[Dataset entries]
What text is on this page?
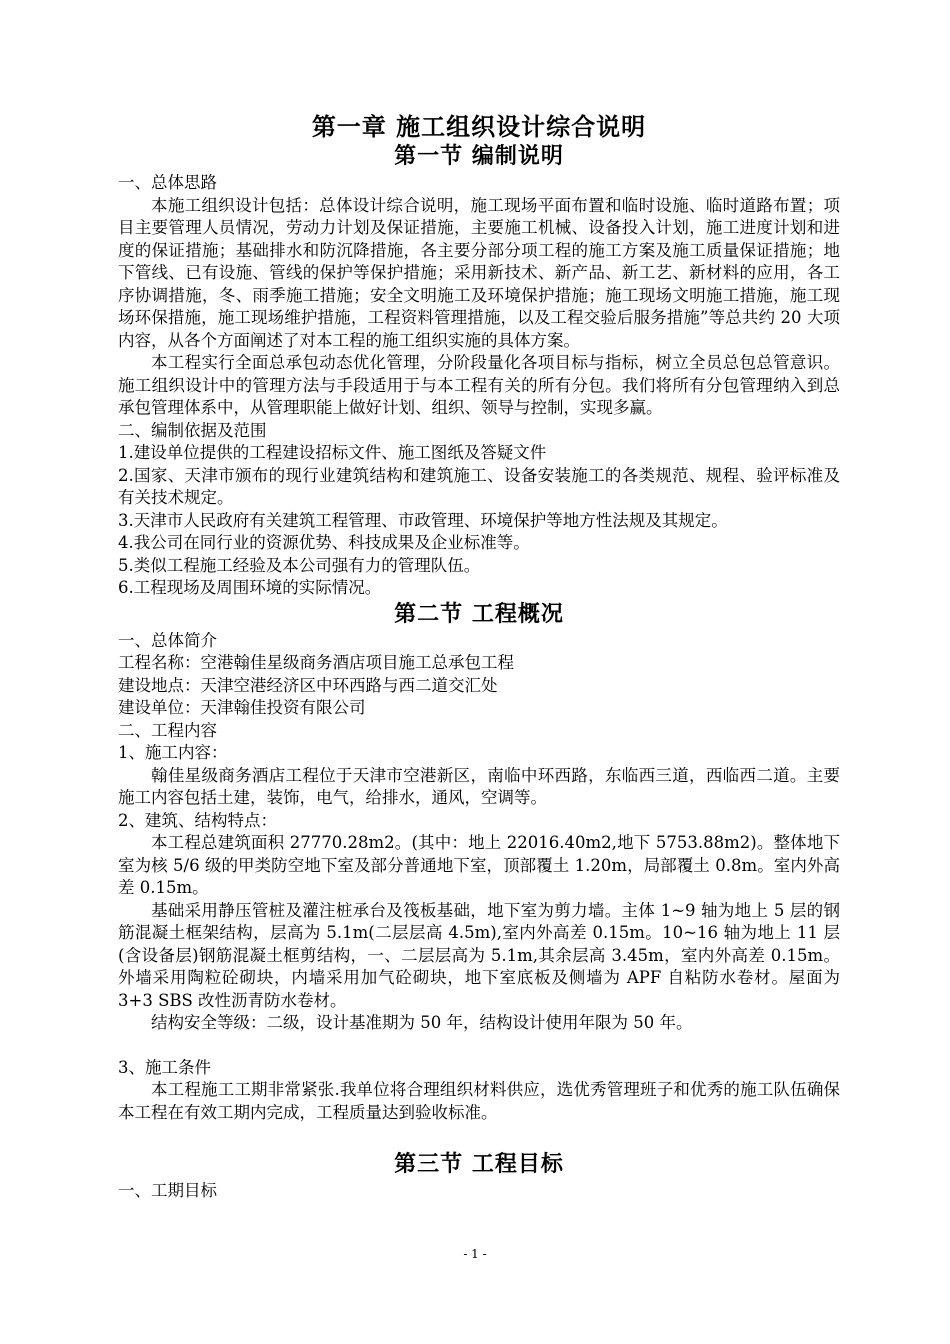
第一章 施工组织设计综合说明
第一节 编制说明

一、总体思路

本施工组织设计包括：总体设计综合说明，施工现场平面布置和临时设施、临时道路布置；项目主要管理人员情况，劳动力计划及保证措施，主要施工机械、设备投入计划，施工进度计划和进度的保证措施；基础排水和防沉降措施，各主要分部分项工程的施工方案及施工质量保证措施；地下管线、已有设施、管线的保护等保护措施；采用新技术、新产品、新工艺、新材料的应用，各工序协调措施，冬、雨季施工措施；安全文明施工及环境保护措施；施工现场文明施工措施，施工现场环保措施，施工现场维护措施，工程资料管理措施，以及工程交验后服务措施”等总共约 20 大项内容，从各个方面阐述了对本工程的施工组织实施的具体方案。

本工程实行全面总承包动态优化管理，分阶段量化各项目标与指标，树立全员总包总管意识。施工组织设计中的管理方法与手段适用于与本工程有关的所有分包。我们将所有分包管理纳入到总承包管理体系中，从管理职能上做好计划、组织、领导与控制，实现多赢。

二、编制依据及范围

1.建设单位提供的工程建设招标文件、施工图纸及答疑文件

2.国家、天津市颁布的现行业建筑结构和建筑施工、设备安装施工的各类规范、规程、验评标准及有关技术规定。

3.天津市人民政府有关建筑工程管理、市政管理、环境保护等地方性法规及其规定。

4.我公司在同行业的资源优势、科技成果及企业标准等。

5.类似工程施工经验及本公司强有力的管理队伍。

6.工程现场及周围环境的实际情况。

第二节 工程概况

一、总体简介

工程名称：空港翰佳星级商务酒店项目施工总承包工程

建设地点：天津空港经济区中环西路与西二道交汇处

建设单位：天津翰佳投资有限公司

二、工程内容

1、施工内容：

翰佳星级商务酒店工程位于天津市空港新区，南临中环西路，东临西三道，西临西二道。主要施工内容包括土建，装饰，电气，给排水，通风，空调等。

2、建筑、结构特点：

本工程总建筑面积 27770.28m2。(其中：地上 22016.40m2,地下 5753.88m2)。整体地下室为核 5/6 级的甲类防空地下室及部分普通地下室，顶部覆土 1.20m，局部覆土 0.8m。室内外高差 0.15m。

基础采用静压管桩及灌注桩承台及筏板基础，地下室为剪力墙。主体 1~9 轴为地上 5 层的钢筋混凝土框架结构，层高为 5.1m(二层层高 4.5m),室内外高差 0.15m。10~16 轴为地上 11 层(含设备层)钢筋混凝土框剪结构，一、二层层高为 5.1m,其余层高 3.45m，室内外高差 0.15m。外墙采用陶粒砼砌块，内墙采用加气砼砌块，地下室底板及侧墙为 APF 自粘防水卷材。屋面为 3+3 SBS 改性沥青防水卷材。

结构安全等级：二级，设计基准期为 50 年，结构设计使用年限为 50 年。

3、施工条件

本工程施工工期非常紧张.我单位将合理组织材料供应，选优秀管理班子和优秀的施工队伍确保本工程在有效工期内完成，工程质量达到验收标准。

第三节 工程目标

一、工期目标

- 1 -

▸ Aim
Show the lines of the records that include the string "室内外高差".

▸ Reply to the exercise
本工程总建筑面积 27770.28m2。(其中：地上 22016.40m2,地下 5753.88m2)。整体地下室为核 5/6 级的甲类防空地下室及部分普通地下室，顶部覆土 1.20m，局部覆土 0.8m。室内外高差 0.15m。
基础采用静压管桩及灌注桩承台及筏板基础，地下室为剪力墙。主体 1~9 轴为地上 5 层的钢筋混凝土框架结构，层高为 5.1m(二层层高 4.5m),室内外高差 0.15m。10~16 轴为地上 11 层(含设备层)钢筋混凝土框剪结构，一、二层层高为 5.1m,其余层高 3.45m，室内外高差 0.15m。外墙采用陶粒砼砌块，内墙采用加气砼砌块，地下室底板及侧墙为 APF 自粘防水卷材。屋面为 3+3 SBS 改性沥青防水卷材。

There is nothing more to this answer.